**Problem requirements:** Every line from the line containing "Read this page and output its text content." through the final line of the data is to be printed exactly; no other line is to appear.

begin Provided entries

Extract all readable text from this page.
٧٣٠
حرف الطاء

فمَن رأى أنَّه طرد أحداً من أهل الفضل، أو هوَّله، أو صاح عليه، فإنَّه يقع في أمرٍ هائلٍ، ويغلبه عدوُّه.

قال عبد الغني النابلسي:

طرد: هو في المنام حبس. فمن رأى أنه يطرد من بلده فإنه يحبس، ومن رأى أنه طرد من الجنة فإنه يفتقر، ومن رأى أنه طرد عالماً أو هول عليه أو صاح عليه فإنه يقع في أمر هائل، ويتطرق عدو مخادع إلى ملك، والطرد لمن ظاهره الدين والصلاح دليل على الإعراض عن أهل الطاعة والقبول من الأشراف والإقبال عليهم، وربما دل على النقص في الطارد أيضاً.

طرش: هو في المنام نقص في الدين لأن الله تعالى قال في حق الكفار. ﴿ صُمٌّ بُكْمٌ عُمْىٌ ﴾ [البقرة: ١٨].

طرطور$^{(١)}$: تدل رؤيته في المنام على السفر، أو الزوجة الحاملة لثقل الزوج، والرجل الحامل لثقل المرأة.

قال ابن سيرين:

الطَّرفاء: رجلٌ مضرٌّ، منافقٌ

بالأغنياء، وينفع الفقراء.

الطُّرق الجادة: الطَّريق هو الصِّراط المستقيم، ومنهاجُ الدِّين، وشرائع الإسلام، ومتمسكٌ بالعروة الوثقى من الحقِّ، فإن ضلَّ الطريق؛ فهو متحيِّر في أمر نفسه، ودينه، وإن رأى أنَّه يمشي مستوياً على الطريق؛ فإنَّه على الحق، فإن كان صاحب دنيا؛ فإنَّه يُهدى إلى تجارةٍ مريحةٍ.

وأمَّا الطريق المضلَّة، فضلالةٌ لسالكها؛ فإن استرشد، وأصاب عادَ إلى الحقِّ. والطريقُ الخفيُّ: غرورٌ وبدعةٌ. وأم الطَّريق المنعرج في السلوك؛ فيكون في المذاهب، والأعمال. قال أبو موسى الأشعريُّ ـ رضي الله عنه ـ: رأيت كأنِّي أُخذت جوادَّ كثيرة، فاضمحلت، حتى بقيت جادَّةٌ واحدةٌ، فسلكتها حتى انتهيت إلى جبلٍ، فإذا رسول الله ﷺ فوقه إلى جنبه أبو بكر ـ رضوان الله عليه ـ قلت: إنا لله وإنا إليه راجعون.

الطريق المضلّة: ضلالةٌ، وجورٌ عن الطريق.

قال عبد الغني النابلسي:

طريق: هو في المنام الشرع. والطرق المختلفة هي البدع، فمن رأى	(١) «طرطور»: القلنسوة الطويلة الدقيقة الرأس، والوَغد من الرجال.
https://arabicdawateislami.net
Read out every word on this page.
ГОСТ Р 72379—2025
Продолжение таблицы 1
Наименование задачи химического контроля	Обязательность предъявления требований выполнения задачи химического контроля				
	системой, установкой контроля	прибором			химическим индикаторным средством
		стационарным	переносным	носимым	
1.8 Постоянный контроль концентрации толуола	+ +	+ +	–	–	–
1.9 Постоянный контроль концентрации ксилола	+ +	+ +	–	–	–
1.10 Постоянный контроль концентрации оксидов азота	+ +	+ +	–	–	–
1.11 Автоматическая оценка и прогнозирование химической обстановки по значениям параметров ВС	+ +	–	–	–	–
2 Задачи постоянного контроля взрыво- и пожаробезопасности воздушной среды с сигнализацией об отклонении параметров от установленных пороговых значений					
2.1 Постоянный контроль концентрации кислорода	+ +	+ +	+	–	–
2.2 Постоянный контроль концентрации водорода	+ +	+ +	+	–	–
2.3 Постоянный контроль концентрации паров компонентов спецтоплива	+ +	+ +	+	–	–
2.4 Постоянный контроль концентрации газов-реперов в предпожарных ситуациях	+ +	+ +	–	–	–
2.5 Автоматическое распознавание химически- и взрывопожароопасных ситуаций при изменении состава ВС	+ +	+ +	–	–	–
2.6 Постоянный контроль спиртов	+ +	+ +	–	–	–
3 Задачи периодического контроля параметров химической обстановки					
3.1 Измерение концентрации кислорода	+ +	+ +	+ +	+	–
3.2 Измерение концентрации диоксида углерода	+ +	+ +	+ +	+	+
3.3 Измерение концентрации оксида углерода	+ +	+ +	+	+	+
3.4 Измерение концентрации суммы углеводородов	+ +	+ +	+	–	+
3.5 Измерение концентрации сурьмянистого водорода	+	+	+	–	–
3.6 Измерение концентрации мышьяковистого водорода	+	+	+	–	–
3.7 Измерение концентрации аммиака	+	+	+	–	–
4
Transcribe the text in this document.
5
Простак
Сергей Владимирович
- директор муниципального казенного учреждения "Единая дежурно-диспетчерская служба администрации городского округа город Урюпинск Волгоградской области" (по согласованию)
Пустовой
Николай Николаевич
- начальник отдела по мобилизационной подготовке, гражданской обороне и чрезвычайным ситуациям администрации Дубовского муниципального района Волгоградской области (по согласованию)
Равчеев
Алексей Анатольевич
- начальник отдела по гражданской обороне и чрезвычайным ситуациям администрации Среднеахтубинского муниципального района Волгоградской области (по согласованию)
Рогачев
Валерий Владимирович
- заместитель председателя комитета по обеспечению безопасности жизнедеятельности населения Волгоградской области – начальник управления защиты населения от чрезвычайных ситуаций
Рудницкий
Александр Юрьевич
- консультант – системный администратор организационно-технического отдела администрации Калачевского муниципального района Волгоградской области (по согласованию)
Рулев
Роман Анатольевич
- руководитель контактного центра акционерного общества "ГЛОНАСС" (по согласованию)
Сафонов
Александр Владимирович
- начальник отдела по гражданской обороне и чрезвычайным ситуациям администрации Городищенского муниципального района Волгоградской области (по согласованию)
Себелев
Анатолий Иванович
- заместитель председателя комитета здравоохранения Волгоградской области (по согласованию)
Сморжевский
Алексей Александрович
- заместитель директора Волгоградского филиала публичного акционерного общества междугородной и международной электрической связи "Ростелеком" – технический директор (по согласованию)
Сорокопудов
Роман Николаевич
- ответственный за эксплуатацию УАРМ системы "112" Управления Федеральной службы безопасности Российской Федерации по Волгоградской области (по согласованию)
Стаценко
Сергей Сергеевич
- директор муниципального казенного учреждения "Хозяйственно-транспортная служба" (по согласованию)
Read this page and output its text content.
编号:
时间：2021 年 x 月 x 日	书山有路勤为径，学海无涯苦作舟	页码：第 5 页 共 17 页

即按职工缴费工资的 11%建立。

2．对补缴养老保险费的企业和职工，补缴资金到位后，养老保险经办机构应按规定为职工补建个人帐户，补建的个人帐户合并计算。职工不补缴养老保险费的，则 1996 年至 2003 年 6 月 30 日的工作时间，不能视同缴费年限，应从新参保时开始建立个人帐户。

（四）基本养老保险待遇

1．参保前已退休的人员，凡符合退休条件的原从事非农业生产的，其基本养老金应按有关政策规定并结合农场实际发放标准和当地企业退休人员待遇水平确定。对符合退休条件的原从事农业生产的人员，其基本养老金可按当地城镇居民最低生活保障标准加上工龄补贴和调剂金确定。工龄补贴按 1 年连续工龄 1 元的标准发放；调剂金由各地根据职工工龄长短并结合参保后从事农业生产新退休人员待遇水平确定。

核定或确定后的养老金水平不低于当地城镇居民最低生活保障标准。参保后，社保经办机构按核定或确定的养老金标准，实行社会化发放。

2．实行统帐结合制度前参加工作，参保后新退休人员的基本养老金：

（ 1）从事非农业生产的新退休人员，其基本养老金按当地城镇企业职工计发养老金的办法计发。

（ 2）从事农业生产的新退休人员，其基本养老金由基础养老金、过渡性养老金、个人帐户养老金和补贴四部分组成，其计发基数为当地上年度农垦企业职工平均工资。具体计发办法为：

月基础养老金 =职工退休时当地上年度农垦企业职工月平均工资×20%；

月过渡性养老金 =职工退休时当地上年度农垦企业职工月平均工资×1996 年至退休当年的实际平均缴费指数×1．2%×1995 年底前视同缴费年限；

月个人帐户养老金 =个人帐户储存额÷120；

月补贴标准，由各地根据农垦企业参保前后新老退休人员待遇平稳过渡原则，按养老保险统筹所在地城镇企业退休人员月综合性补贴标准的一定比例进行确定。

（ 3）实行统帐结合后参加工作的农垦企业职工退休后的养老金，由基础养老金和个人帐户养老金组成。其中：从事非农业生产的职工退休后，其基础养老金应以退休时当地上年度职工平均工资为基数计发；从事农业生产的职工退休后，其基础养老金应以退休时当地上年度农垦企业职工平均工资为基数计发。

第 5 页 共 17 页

end Provided entries

**Task result:**
Read this page and output its text content.
编号:
时间：2021 年 x 月 x 日	书山有路勤为径，学海无涯苦作舟	页码：第 5 页 共 17 页

即按职工缴费工资的 11%建立。

2．对补缴养老保险费的企业和职工，补缴资金到位后，养老保险经办机构应按规定为职工补建个人帐户，补建的个人帐户合并计算。职工不补缴养老保险费的，则 1996 年至 2003 年 6 月 30 日的工作时间，不能视同缴费年限，应从新参保时开始建立个人帐户。

（四）基本养老保险待遇

1．参保前已退休的人员，凡符合退休条件的原从事非农业生产的，其基本养老金应按有关政策规定并结合农场实际发放标准和当地企业退休人员待遇水平确定。对符合退休条件的原从事农业生产的人员，其基本养老金可按当地城镇居民最低生活保障标准加上工龄补贴和调剂金确定。工龄补贴按 1 年连续工龄 1 元的标准发放；调剂金由各地根据职工工龄长短并结合参保后从事农业生产新退休人员待遇水平确定。

核定或确定后的养老金水平不低于当地城镇居民最低生活保障标准。参保后，社保经办机构按核定或确定的养老金标准，实行社会化发放。

2．实行统帐结合制度前参加工作，参保后新退休人员的基本养老金：

（ 1）从事非农业生产的新退休人员，其基本养老金按当地城镇企业职工计发养老金的办法计发。

（ 2）从事农业生产的新退休人员，其基本养老金由基础养老金、过渡性养老金、个人帐户养老金和补贴四部分组成，其计发基数为当地上年度农垦企业职工平均工资。具体计发办法为：

月基础养老金 =职工退休时当地上年度农垦企业职工月平均工资×20%；

月过渡性养老金 =职工退休时当地上年度农垦企业职工月平均工资×1996 年至退休当年的实际平均缴费指数×1．2%×1995 年底前视同缴费年限；

月个人帐户养老金 =个人帐户储存额÷120；

月补贴标准，由各地根据农垦企业参保前后新老退休人员待遇平稳过渡原则，按养老保险统筹所在地城镇企业退休人员月综合性补贴标准的一定比例进行确定。

（ 3）实行统帐结合后参加工作的农垦企业职工退休后的养老金，由基础养老金和个人帐户养老金组成。其中：从事非农业生产的职工退休后，其基础养老金应以退休时当地上年度职工平均工资为基数计发；从事农业生产的职工退休后，其基础养老金应以退休时当地上年度农垦企业职工平均工资为基数计发。

第 5 页 共 17 页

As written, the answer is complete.